[Data records]

>> start

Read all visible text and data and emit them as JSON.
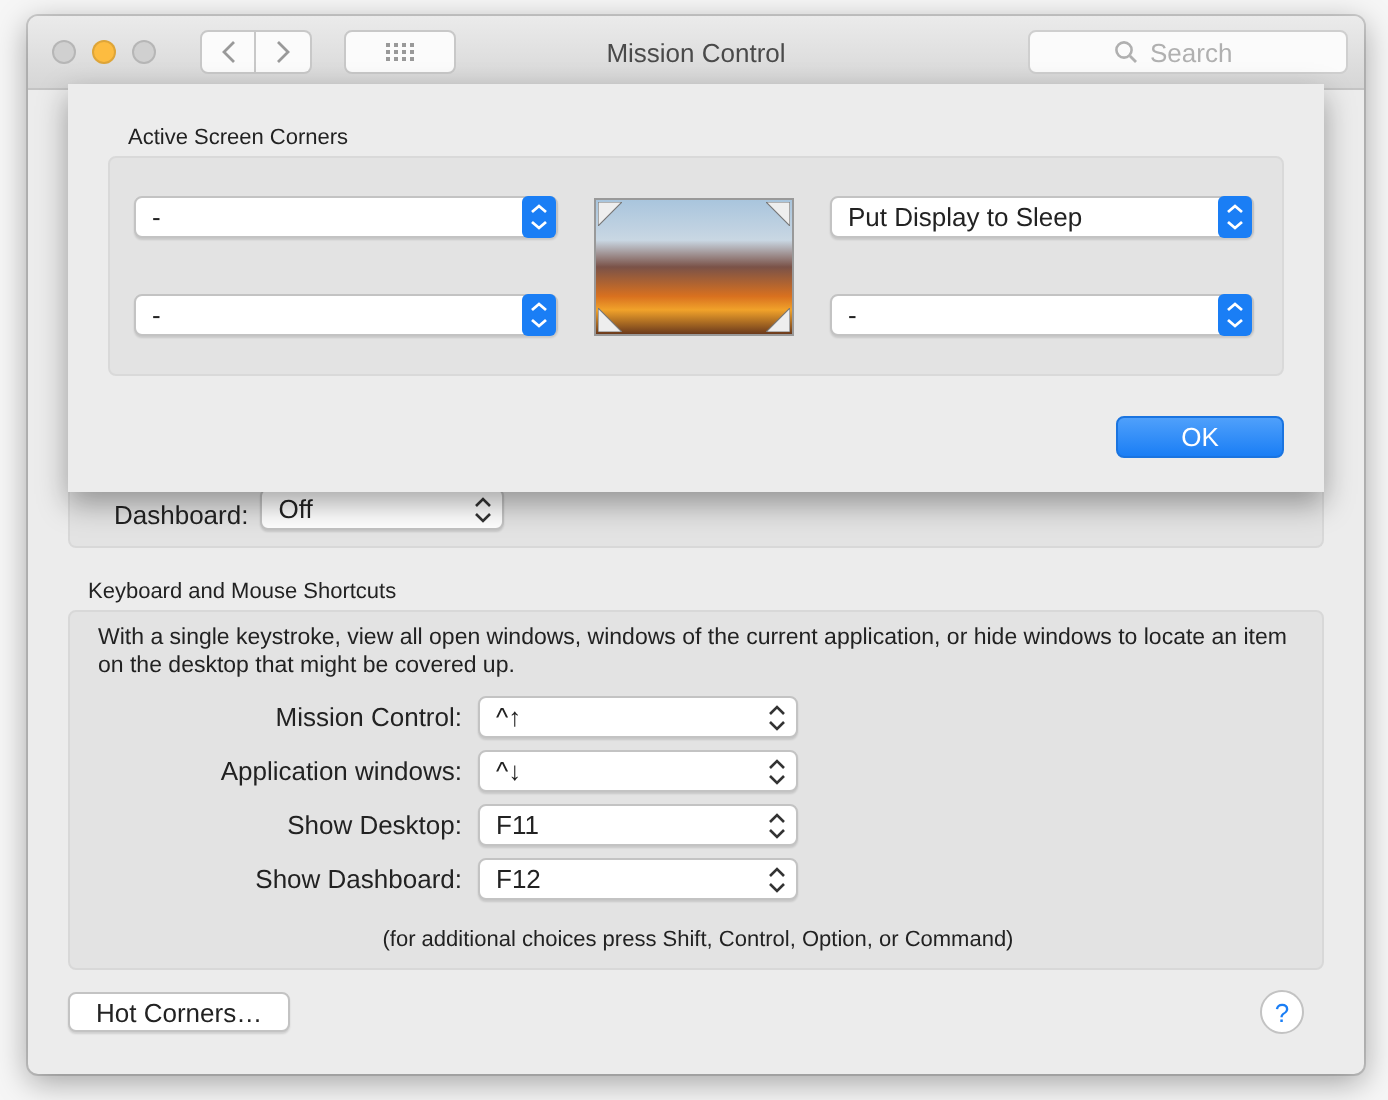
{
  "window": {
    "title": "Mission Control",
    "search": {
      "placeholder": "Search"
    }
  },
  "dashboard": {
    "label": "Dashboard:",
    "value": "Off"
  },
  "shortcuts": {
    "title": "Keyboard and Mouse Shortcuts",
    "description": "With a single keystroke, view all open windows, windows of the current application, or hide windows to locate an item on the desktop that might be covered up.",
    "rows": [
      {
        "label": "Mission Control:",
        "value": "^↑"
      },
      {
        "label": "Application windows:",
        "value": "^↓"
      },
      {
        "label": "Show Desktop:",
        "value": "F11"
      },
      {
        "label": "Show Dashboard:",
        "value": "F12"
      }
    ],
    "note": "(for additional choices press Shift, Control, Option, or Command)"
  },
  "hot_corners_button": "Hot Corners…",
  "help_button": "?",
  "sheet": {
    "title": "Active Screen Corners",
    "corners": [
      {
        "value": "-"
      },
      {
        "value": "Put Display to Sleep"
      },
      {
        "value": "-"
      },
      {
        "value": "-"
      }
    ],
    "ok_button": "OK"
  }
}
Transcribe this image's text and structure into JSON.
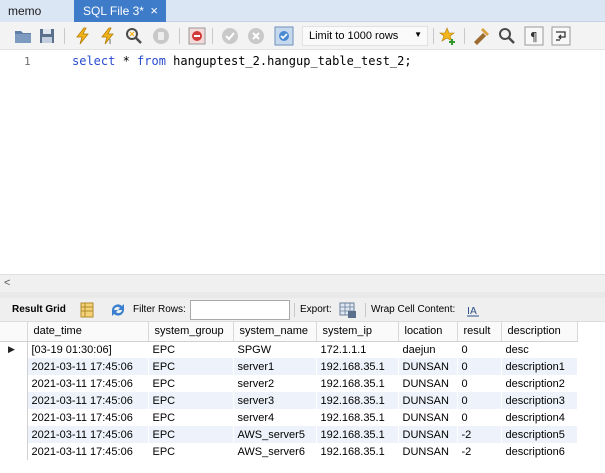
{
  "tabs": [
    {
      "label": "memo",
      "close": ""
    },
    {
      "label": "SQL File 3*",
      "close": "×"
    }
  ],
  "toolbar": {
    "icons": [
      "open-folder-icon",
      "save-icon",
      "execute-icon",
      "execute-current-icon",
      "explain-icon",
      "stop-icon",
      "toggle-continue-icon",
      "commit-icon",
      "rollback-icon",
      "autocommit-icon",
      "beautify-icon",
      "search-icon",
      "invisible-chars-icon",
      "word-wrap-icon"
    ],
    "limit_value": "Limit to 1000 rows"
  },
  "editor": {
    "line_number": "1",
    "kw_select": "select",
    "star": " * ",
    "kw_from": "from",
    "rest": " hanguptest_2.hangup_table_test_2;"
  },
  "scroll_arrow": "<",
  "result_toolbar": {
    "result_grid": "Result Grid",
    "filter_rows": "Filter Rows:",
    "filter_value": "",
    "export": "Export:",
    "wrap": "Wrap Cell Content:"
  },
  "grid": {
    "columns": [
      "date_time",
      "system_group",
      "system_name",
      "system_ip",
      "location",
      "result",
      "description"
    ],
    "current_marker": "▶",
    "rows": [
      [
        "[03-19 01:30:06]",
        "EPC",
        "SPGW",
        "172.1.1.1",
        "daejun",
        "0",
        "desc"
      ],
      [
        "2021-03-11 17:45:06",
        "EPC",
        "server1",
        "192.168.35.1",
        "DUNSAN",
        "0",
        "description1"
      ],
      [
        "2021-03-11 17:45:06",
        "EPC",
        "server2",
        "192.168.35.1",
        "DUNSAN",
        "0",
        "description2"
      ],
      [
        "2021-03-11 17:45:06",
        "EPC",
        "server3",
        "192.168.35.1",
        "DUNSAN",
        "0",
        "description3"
      ],
      [
        "2021-03-11 17:45:06",
        "EPC",
        "server4",
        "192.168.35.1",
        "DUNSAN",
        "0",
        "description4"
      ],
      [
        "2021-03-11 17:45:06",
        "EPC",
        "AWS_server5",
        "192.168.35.1",
        "DUNSAN",
        "-2",
        "description5"
      ],
      [
        "2021-03-11 17:45:06",
        "EPC",
        "AWS_server6",
        "192.168.35.1",
        "DUNSAN",
        "-2",
        "description6"
      ]
    ]
  },
  "colors": {
    "accent_tab": "#3e7bc9",
    "keyword": "#2a4bd0",
    "alt_row": "#eef3fb"
  }
}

>> end

Every line that holds the word "title" should be extracted.

Correct output:
    "title": "Mission Control",
    "title": "Keyboard and Mouse Shortcuts",
    "title": "Active Screen Corners",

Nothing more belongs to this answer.